- _Exercise data_
+ + + +

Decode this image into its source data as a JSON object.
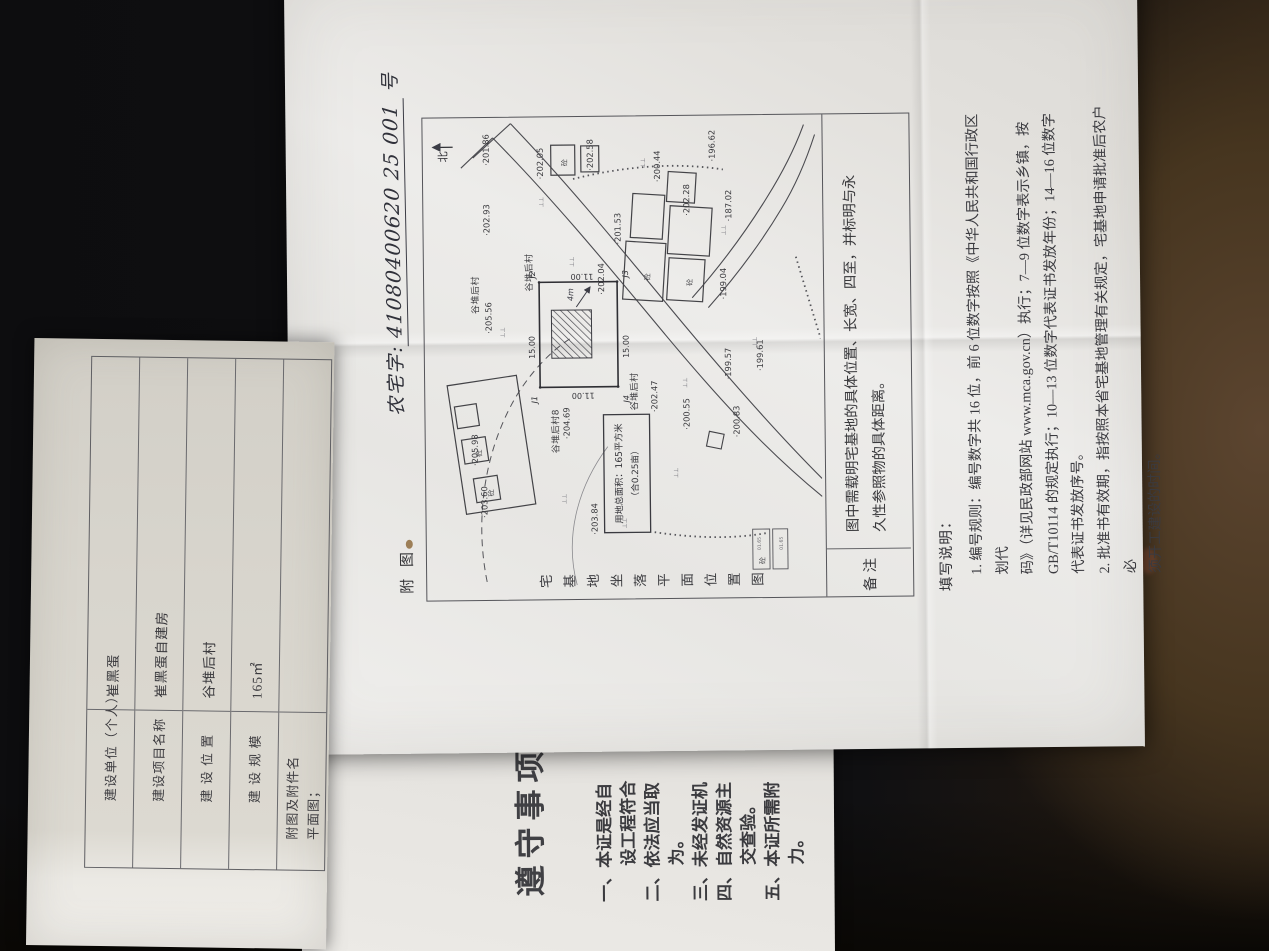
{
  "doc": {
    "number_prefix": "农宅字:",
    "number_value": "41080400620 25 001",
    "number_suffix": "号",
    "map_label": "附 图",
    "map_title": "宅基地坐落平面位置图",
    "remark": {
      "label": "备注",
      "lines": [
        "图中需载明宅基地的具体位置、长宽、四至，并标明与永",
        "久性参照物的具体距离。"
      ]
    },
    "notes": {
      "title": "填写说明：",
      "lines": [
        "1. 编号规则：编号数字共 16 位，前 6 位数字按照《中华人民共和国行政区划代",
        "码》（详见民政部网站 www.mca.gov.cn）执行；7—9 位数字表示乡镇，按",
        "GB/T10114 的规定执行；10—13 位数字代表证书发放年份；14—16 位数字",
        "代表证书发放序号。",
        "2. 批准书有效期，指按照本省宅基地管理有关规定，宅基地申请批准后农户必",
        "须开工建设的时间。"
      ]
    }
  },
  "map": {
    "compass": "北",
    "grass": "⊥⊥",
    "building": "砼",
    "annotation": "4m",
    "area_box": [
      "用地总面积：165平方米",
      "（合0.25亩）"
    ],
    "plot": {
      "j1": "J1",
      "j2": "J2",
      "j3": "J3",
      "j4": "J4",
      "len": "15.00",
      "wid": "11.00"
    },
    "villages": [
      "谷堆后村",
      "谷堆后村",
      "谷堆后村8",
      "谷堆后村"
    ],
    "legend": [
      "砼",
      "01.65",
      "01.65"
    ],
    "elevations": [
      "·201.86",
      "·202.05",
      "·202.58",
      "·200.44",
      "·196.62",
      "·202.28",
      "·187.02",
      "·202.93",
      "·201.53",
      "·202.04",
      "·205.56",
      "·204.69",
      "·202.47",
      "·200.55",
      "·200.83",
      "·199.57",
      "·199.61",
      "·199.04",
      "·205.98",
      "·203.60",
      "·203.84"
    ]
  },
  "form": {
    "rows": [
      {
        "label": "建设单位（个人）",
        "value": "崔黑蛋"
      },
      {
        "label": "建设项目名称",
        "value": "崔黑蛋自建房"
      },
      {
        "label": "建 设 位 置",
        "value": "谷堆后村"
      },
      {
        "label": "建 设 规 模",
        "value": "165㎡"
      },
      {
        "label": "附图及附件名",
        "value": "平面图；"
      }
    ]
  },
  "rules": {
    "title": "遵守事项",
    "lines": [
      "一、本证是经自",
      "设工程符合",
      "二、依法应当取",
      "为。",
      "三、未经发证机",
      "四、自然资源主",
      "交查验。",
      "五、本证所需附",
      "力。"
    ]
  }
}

+ + + +

- _What the task requires_
Transcribe the listing above verbatim. Omit the pictures.

- _Output for this task_
Decode this image into its source data as a JSON object.
{
  "doc": {
    "number_prefix": "农宅字:",
    "number_value": "41080400620 25 001",
    "number_suffix": "号",
    "map_label": "附 图",
    "map_title": "宅基地坐落平面位置图",
    "remark": {
      "label": "备注",
      "lines": [
        "图中需载明宅基地的具体位置、长宽、四至，并标明与永",
        "久性参照物的具体距离。"
      ]
    },
    "notes": {
      "title": "填写说明：",
      "lines": [
        "1. 编号规则：编号数字共 16 位，前 6 位数字按照《中华人民共和国行政区划代",
        "码》（详见民政部网站 www.mca.gov.cn）执行；7—9 位数字表示乡镇，按",
        "GB/T10114 的规定执行；10—13 位数字代表证书发放年份；14—16 位数字",
        "代表证书发放序号。",
        "2. 批准书有效期，指按照本省宅基地管理有关规定，宅基地申请批准后农户必",
        "须开工建设的时间。"
      ]
    }
  },
  "map": {
    "compass": "北",
    "grass": "⊥⊥",
    "building": "砼",
    "annotation": "4m",
    "area_box": [
      "用地总面积：165平方米",
      "（合0.25亩）"
    ],
    "plot": {
      "j1": "J1",
      "j2": "J2",
      "j3": "J3",
      "j4": "J4",
      "len": "15.00",
      "wid": "11.00"
    },
    "villages": [
      "谷堆后村",
      "谷堆后村",
      "谷堆后村8",
      "谷堆后村"
    ],
    "legend": [
      "砼",
      "01.65",
      "01.65"
    ],
    "elevations": [
      "·201.86",
      "·202.05",
      "·202.58",
      "·200.44",
      "·196.62",
      "·202.28",
      "·187.02",
      "·202.93",
      "·201.53",
      "·202.04",
      "·205.56",
      "·204.69",
      "·202.47",
      "·200.55",
      "·200.83",
      "·199.57",
      "·199.61",
      "·199.04",
      "·205.98",
      "·203.60",
      "·203.84"
    ]
  },
  "form": {
    "rows": [
      {
        "label": "建设单位（个人）",
        "value": "崔黑蛋"
      },
      {
        "label": "建设项目名称",
        "value": "崔黑蛋自建房"
      },
      {
        "label": "建 设 位 置",
        "value": "谷堆后村"
      },
      {
        "label": "建 设 规 模",
        "value": "165㎡"
      },
      {
        "label": "附图及附件名",
        "value": "平面图；"
      }
    ]
  },
  "rules": {
    "title": "遵守事项",
    "lines": [
      "一、本证是经自",
      "设工程符合",
      "二、依法应当取",
      "为。",
      "三、未经发证机",
      "四、自然资源主",
      "交查验。",
      "五、本证所需附",
      "力。"
    ]
  }
}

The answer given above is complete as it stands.